Stored items from a collection:
************
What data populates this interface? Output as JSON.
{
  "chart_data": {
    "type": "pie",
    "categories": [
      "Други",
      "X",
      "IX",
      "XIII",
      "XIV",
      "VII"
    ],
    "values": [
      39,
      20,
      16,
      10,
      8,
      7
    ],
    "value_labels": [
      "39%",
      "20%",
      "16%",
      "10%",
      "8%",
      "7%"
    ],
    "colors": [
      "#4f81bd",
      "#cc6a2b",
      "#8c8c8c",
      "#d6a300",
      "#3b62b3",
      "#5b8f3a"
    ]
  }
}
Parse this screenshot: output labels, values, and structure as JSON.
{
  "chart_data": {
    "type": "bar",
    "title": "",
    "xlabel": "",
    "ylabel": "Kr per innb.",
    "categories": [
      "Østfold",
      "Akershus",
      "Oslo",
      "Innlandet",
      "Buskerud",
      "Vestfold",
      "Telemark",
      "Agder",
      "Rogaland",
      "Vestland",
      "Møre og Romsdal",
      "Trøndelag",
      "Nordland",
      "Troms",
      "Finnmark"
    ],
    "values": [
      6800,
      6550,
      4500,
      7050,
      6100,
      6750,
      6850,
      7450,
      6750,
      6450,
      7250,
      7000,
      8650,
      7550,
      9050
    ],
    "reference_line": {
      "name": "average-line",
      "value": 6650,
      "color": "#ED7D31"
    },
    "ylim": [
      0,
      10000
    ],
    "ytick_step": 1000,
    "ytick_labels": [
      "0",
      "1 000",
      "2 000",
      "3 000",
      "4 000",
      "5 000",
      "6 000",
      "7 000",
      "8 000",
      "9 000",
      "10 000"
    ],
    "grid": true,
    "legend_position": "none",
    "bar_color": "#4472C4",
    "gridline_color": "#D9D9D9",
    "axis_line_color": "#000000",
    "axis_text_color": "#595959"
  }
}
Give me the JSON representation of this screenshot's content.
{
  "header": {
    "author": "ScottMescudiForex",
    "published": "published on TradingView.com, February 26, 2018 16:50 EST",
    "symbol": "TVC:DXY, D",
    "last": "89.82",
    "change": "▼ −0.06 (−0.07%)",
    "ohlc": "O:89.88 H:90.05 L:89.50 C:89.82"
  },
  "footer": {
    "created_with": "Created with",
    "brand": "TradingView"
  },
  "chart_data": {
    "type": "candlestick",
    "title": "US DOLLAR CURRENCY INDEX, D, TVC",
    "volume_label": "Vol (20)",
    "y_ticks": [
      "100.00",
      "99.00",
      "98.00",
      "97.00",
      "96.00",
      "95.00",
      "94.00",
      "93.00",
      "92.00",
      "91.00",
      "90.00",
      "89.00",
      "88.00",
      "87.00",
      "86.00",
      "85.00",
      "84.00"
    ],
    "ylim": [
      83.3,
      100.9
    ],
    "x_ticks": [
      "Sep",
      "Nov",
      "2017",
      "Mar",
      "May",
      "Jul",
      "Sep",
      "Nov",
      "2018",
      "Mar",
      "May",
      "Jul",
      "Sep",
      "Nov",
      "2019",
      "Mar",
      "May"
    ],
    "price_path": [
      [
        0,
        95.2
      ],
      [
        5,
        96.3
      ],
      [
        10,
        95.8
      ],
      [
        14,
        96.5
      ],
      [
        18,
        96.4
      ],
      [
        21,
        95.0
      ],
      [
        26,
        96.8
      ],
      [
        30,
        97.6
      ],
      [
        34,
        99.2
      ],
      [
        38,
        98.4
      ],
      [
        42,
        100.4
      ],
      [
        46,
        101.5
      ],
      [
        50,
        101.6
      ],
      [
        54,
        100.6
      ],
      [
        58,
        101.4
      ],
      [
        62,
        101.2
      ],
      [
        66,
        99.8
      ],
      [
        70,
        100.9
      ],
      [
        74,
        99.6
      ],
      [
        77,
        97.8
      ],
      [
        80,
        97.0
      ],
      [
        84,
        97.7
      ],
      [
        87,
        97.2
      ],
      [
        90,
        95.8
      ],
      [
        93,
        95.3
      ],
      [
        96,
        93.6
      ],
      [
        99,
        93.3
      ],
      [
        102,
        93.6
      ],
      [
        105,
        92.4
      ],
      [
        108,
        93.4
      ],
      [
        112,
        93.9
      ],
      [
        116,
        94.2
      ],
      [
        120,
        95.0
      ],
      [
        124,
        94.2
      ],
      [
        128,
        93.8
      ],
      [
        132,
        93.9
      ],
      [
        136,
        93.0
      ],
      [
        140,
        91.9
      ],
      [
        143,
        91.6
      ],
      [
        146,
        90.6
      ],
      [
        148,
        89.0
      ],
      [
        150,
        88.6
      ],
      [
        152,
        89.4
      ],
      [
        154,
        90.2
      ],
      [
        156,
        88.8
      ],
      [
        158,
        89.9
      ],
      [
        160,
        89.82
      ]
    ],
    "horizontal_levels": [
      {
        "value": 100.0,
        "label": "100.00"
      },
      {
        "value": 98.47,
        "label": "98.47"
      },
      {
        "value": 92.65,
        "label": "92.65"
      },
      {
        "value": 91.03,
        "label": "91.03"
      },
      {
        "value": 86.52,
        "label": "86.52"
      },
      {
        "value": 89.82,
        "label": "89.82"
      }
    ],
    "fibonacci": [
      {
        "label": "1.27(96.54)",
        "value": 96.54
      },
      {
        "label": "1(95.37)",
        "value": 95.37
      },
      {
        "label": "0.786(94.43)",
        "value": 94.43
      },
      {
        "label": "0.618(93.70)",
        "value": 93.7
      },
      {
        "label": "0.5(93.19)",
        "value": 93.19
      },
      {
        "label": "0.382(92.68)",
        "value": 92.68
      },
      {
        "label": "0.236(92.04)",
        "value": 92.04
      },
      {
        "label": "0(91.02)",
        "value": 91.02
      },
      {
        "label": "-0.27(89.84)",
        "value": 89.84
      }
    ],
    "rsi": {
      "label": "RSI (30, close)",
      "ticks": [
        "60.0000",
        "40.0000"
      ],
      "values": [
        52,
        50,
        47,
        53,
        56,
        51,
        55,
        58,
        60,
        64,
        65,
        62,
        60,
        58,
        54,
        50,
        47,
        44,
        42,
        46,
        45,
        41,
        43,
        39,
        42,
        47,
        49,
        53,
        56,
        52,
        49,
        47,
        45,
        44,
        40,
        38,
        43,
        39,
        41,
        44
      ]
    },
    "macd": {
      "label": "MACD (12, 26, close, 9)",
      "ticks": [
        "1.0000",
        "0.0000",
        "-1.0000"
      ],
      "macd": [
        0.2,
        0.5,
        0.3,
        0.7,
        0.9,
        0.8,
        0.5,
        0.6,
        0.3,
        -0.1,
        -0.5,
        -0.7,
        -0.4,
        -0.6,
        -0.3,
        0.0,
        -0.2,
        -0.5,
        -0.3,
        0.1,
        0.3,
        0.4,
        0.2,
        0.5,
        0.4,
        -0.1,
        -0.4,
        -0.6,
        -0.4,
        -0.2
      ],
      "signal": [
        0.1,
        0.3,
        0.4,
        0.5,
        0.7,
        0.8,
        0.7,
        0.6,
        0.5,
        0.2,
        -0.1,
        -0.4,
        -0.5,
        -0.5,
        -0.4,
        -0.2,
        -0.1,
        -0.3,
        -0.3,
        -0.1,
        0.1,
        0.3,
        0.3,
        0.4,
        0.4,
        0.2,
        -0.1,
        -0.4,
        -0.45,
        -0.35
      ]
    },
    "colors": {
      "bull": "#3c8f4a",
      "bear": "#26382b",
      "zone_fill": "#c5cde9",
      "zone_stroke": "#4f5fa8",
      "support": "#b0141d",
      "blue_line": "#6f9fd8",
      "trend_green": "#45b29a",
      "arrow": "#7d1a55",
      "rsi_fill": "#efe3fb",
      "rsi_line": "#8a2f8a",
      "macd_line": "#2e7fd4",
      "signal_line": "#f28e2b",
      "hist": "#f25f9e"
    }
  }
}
************
Exercise directions → Nothing should be left out: repeat all of the data exactly.

Task answer →
What data populates this interface? Output as JSON.
{
  "chart_data": {
    "type": "pie",
    "categories": [
      "Други",
      "X",
      "IX",
      "XIII",
      "XIV",
      "VII"
    ],
    "values": [
      39,
      20,
      16,
      10,
      8,
      7
    ],
    "value_labels": [
      "39%",
      "20%",
      "16%",
      "10%",
      "8%",
      "7%"
    ],
    "colors": [
      "#4f81bd",
      "#cc6a2b",
      "#8c8c8c",
      "#d6a300",
      "#3b62b3",
      "#5b8f3a"
    ]
  }
}
Parse this screenshot: output labels, values, and structure as JSON.
{
  "chart_data": {
    "type": "bar",
    "title": "",
    "xlabel": "",
    "ylabel": "Kr per innb.",
    "categories": [
      "Østfold",
      "Akershus",
      "Oslo",
      "Innlandet",
      "Buskerud",
      "Vestfold",
      "Telemark",
      "Agder",
      "Rogaland",
      "Vestland",
      "Møre og Romsdal",
      "Trøndelag",
      "Nordland",
      "Troms",
      "Finnmark"
    ],
    "values": [
      6800,
      6550,
      4500,
      7050,
      6100,
      6750,
      6850,
      7450,
      6750,
      6450,
      7250,
      7000,
      8650,
      7550,
      9050
    ],
    "reference_line": {
      "name": "average-line",
      "value": 6650,
      "color": "#ED7D31"
    },
    "ylim": [
      0,
      10000
    ],
    "ytick_step": 1000,
    "ytick_labels": [
      "0",
      "1 000",
      "2 000",
      "3 000",
      "4 000",
      "5 000",
      "6 000",
      "7 000",
      "8 000",
      "9 000",
      "10 000"
    ],
    "grid": true,
    "legend_position": "none",
    "bar_color": "#4472C4",
    "gridline_color": "#D9D9D9",
    "axis_line_color": "#000000",
    "axis_text_color": "#595959"
  }
}
Give me the JSON representation of this screenshot's content.
{
  "header": {
    "author": "ScottMescudiForex",
    "published": "published on TradingView.com, February 26, 2018 16:50 EST",
    "symbol": "TVC:DXY, D",
    "last": "89.82",
    "change": "▼ −0.06 (−0.07%)",
    "ohlc": "O:89.88 H:90.05 L:89.50 C:89.82"
  },
  "footer": {
    "created_with": "Created with",
    "brand": "TradingView"
  },
  "chart_data": {
    "type": "candlestick",
    "title": "US DOLLAR CURRENCY INDEX, D, TVC",
    "volume_label": "Vol (20)",
    "y_ticks": [
      "100.00",
      "99.00",
      "98.00",
      "97.00",
      "96.00",
      "95.00",
      "94.00",
      "93.00",
      "92.00",
      "91.00",
      "90.00",
      "89.00",
      "88.00",
      "87.00",
      "86.00",
      "85.00",
      "84.00"
    ],
    "ylim": [
      83.3,
      100.9
    ],
    "x_ticks": [
      "Sep",
      "Nov",
      "2017",
      "Mar",
      "May",
      "Jul",
      "Sep",
      "Nov",
      "2018",
      "Mar",
      "May",
      "Jul",
      "Sep",
      "Nov",
      "2019",
      "Mar",
      "May"
    ],
    "price_path": [
      [
        0,
        95.2
      ],
      [
        5,
        96.3
      ],
      [
        10,
        95.8
      ],
      [
        14,
        96.5
      ],
      [
        18,
        96.4
      ],
      [
        21,
        95.0
      ],
      [
        26,
        96.8
      ],
      [
        30,
        97.6
      ],
      [
        34,
        99.2
      ],
      [
        38,
        98.4
      ],
      [
        42,
        100.4
      ],
      [
        46,
        101.5
      ],
      [
        50,
        101.6
      ],
      [
        54,
        100.6
      ],
      [
        58,
        101.4
      ],
      [
        62,
        101.2
      ],
      [
        66,
        99.8
      ],
      [
        70,
        100.9
      ],
      [
        74,
        99.6
      ],
      [
        77,
        97.8
      ],
      [
        80,
        97.0
      ],
      [
        84,
        97.7
      ],
      [
        87,
        97.2
      ],
      [
        90,
        95.8
      ],
      [
        93,
        95.3
      ],
      [
        96,
        93.6
      ],
      [
        99,
        93.3
      ],
      [
        102,
        93.6
      ],
      [
        105,
        92.4
      ],
      [
        108,
        93.4
      ],
      [
        112,
        93.9
      ],
      [
        116,
        94.2
      ],
      [
        120,
        95.0
      ],
      [
        124,
        94.2
      ],
      [
        128,
        93.8
      ],
      [
        132,
        93.9
      ],
      [
        136,
        93.0
      ],
      [
        140,
        91.9
      ],
      [
        143,
        91.6
      ],
      [
        146,
        90.6
      ],
      [
        148,
        89.0
      ],
      [
        150,
        88.6
      ],
      [
        152,
        89.4
      ],
      [
        154,
        90.2
      ],
      [
        156,
        88.8
      ],
      [
        158,
        89.9
      ],
      [
        160,
        89.82
      ]
    ],
    "horizontal_levels": [
      {
        "value": 100.0,
        "label": "100.00"
      },
      {
        "value": 98.47,
        "label": "98.47"
      },
      {
        "value": 92.65,
        "label": "92.65"
      },
      {
        "value": 91.03,
        "label": "91.03"
      },
      {
        "value": 86.52,
        "label": "86.52"
      },
      {
        "value": 89.82,
        "label": "89.82"
      }
    ],
    "fibonacci": [
      {
        "label": "1.27(96.54)",
        "value": 96.54
      },
      {
        "label": "1(95.37)",
        "value": 95.37
      },
      {
        "label": "0.786(94.43)",
        "value": 94.43
      },
      {
        "label": "0.618(93.70)",
        "value": 93.7
      },
      {
        "label": "0.5(93.19)",
        "value": 93.19
      },
      {
        "label": "0.382(92.68)",
        "value": 92.68
      },
      {
        "label": "0.236(92.04)",
        "value": 92.04
      },
      {
        "label": "0(91.02)",
        "value": 91.02
      },
      {
        "label": "-0.27(89.84)",
        "value": 89.84
      }
    ],
    "rsi": {
      "label": "RSI (30, close)",
      "ticks": [
        "60.0000",
        "40.0000"
      ],
      "values": [
        52,
        50,
        47,
        53,
        56,
        51,
        55,
        58,
        60,
        64,
        65,
        62,
        60,
        58,
        54,
        50,
        47,
        44,
        42,
        46,
        45,
        41,
        43,
        39,
        42,
        47,
        49,
        53,
        56,
        52,
        49,
        47,
        45,
        44,
        40,
        38,
        43,
        39,
        41,
        44
      ]
    },
    "macd": {
      "label": "MACD (12, 26, close, 9)",
      "ticks": [
        "1.0000",
        "0.0000",
        "-1.0000"
      ],
      "macd": [
        0.2,
        0.5,
        0.3,
        0.7,
        0.9,
        0.8,
        0.5,
        0.6,
        0.3,
        -0.1,
        -0.5,
        -0.7,
        -0.4,
        -0.6,
        -0.3,
        0.0,
        -0.2,
        -0.5,
        -0.3,
        0.1,
        0.3,
        0.4,
        0.2,
        0.5,
        0.4,
        -0.1,
        -0.4,
        -0.6,
        -0.4,
        -0.2
      ],
      "signal": [
        0.1,
        0.3,
        0.4,
        0.5,
        0.7,
        0.8,
        0.7,
        0.6,
        0.5,
        0.2,
        -0.1,
        -0.4,
        -0.5,
        -0.5,
        -0.4,
        -0.2,
        -0.1,
        -0.3,
        -0.3,
        -0.1,
        0.1,
        0.3,
        0.3,
        0.4,
        0.4,
        0.2,
        -0.1,
        -0.4,
        -0.45,
        -0.35
      ]
    },
    "colors": {
      "bull": "#3c8f4a",
      "bear": "#26382b",
      "zone_fill": "#c5cde9",
      "zone_stroke": "#4f5fa8",
      "support": "#b0141d",
      "blue_line": "#6f9fd8",
      "trend_green": "#45b29a",
      "arrow": "#7d1a55",
      "rsi_fill": "#efe3fb",
      "rsi_line": "#8a2f8a",
      "macd_line": "#2e7fd4",
      "signal_line": "#f28e2b",
      "hist": "#f25f9e"
    }
  }
}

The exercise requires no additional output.